[BEGIN Data shown]

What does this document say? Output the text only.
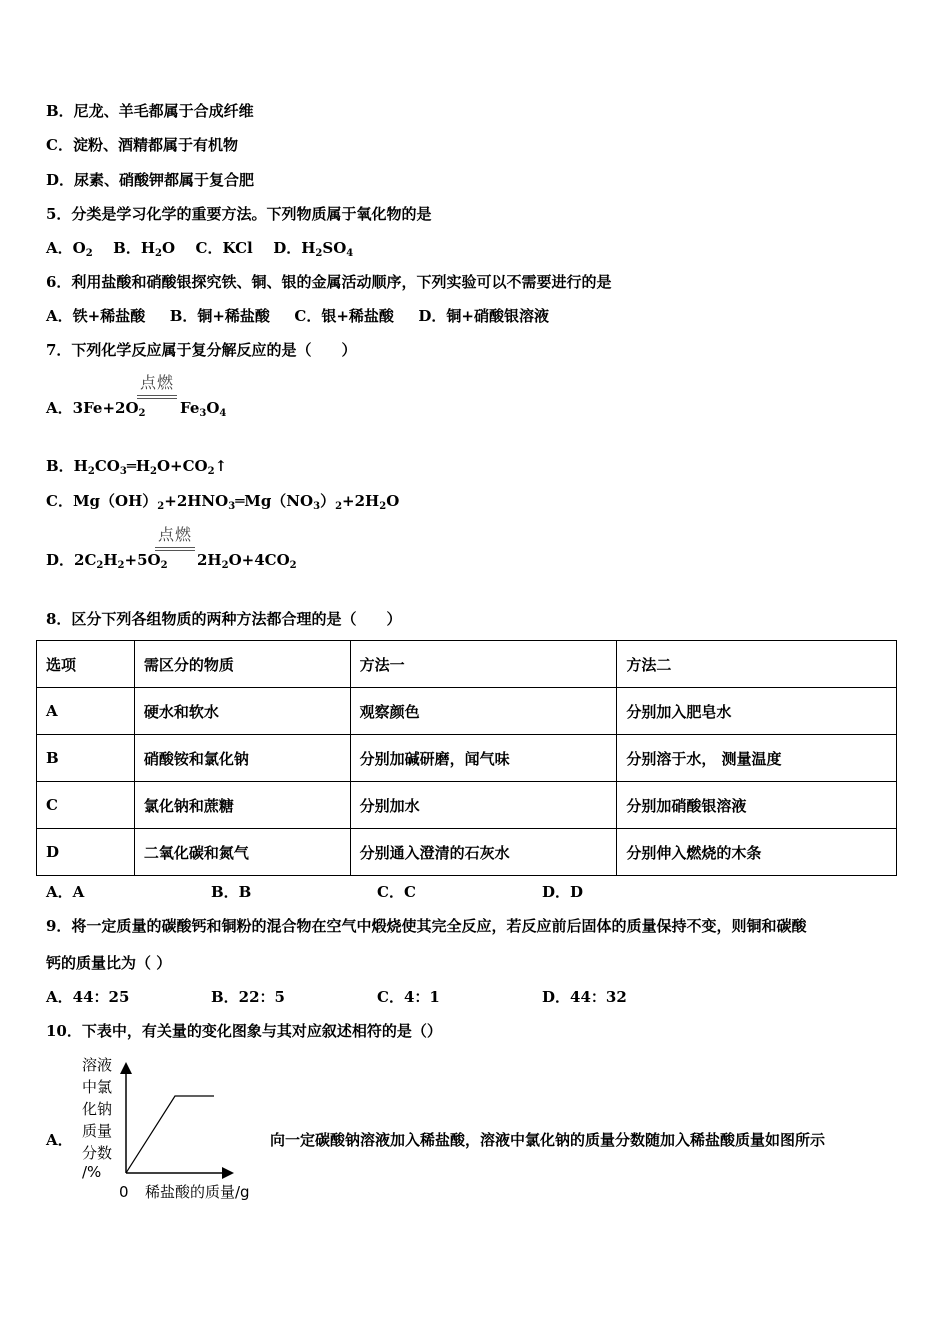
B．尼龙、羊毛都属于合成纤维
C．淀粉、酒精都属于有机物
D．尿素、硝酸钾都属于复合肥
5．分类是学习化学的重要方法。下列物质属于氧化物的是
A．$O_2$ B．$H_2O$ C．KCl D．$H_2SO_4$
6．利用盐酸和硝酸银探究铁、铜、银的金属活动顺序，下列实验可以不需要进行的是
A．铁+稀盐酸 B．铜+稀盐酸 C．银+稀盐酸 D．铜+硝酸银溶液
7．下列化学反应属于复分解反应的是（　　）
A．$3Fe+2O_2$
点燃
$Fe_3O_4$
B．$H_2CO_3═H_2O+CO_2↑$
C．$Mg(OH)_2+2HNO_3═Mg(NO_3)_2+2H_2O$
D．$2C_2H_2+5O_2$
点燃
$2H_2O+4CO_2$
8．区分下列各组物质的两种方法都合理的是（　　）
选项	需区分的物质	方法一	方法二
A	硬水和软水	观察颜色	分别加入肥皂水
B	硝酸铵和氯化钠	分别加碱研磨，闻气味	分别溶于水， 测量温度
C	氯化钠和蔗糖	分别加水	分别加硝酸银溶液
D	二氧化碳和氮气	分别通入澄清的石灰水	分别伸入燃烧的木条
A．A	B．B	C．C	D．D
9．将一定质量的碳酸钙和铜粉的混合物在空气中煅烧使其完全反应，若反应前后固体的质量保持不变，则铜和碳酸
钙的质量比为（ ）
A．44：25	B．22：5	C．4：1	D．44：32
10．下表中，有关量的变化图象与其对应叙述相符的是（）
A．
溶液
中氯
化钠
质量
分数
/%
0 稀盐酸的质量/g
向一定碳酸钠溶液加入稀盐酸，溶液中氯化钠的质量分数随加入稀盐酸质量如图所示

[END Data shown]
[BEGIN Data shown]

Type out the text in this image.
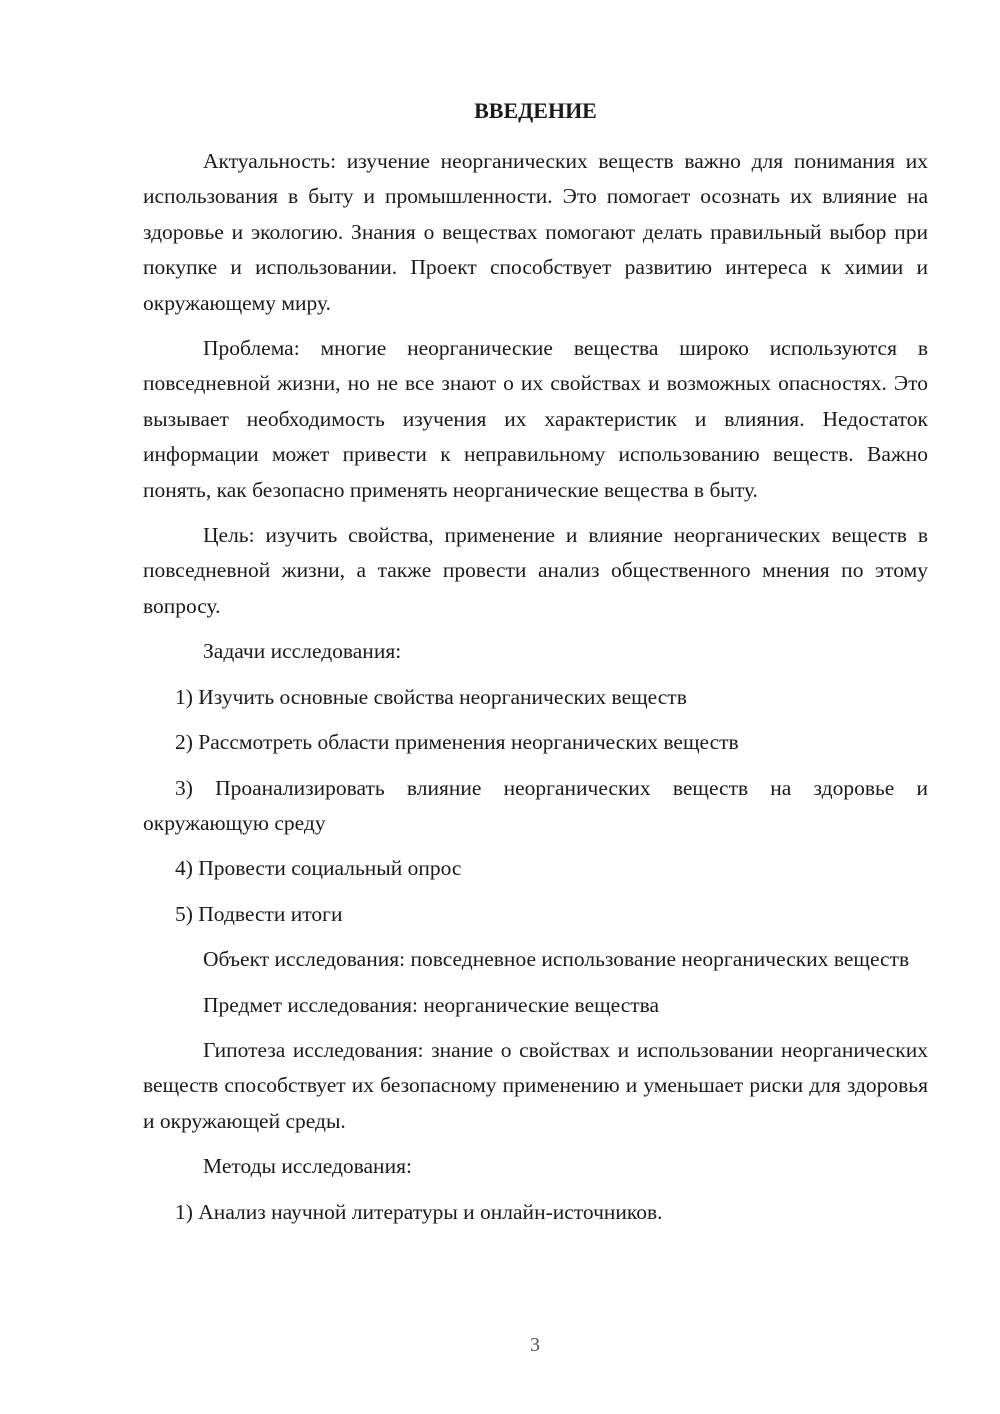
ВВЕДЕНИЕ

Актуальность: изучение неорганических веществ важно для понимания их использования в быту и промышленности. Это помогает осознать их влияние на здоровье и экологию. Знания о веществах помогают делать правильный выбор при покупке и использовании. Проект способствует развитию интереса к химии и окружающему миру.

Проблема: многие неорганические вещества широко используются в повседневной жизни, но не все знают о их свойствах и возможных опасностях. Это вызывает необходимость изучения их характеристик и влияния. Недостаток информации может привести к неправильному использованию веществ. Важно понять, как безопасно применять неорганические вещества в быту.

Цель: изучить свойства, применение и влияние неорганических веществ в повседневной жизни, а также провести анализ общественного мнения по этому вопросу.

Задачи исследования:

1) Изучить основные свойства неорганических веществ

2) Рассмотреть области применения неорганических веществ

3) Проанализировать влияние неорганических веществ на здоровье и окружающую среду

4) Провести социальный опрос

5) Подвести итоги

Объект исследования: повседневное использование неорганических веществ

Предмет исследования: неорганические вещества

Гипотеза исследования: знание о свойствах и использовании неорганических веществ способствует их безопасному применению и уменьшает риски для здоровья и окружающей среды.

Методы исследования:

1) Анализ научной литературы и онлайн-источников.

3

[END Data shown]

In the records above, find each line with the word "text" and copy it.

_Reply to the exercise_
What does this document say? Output the text only.
Type out the text in this image.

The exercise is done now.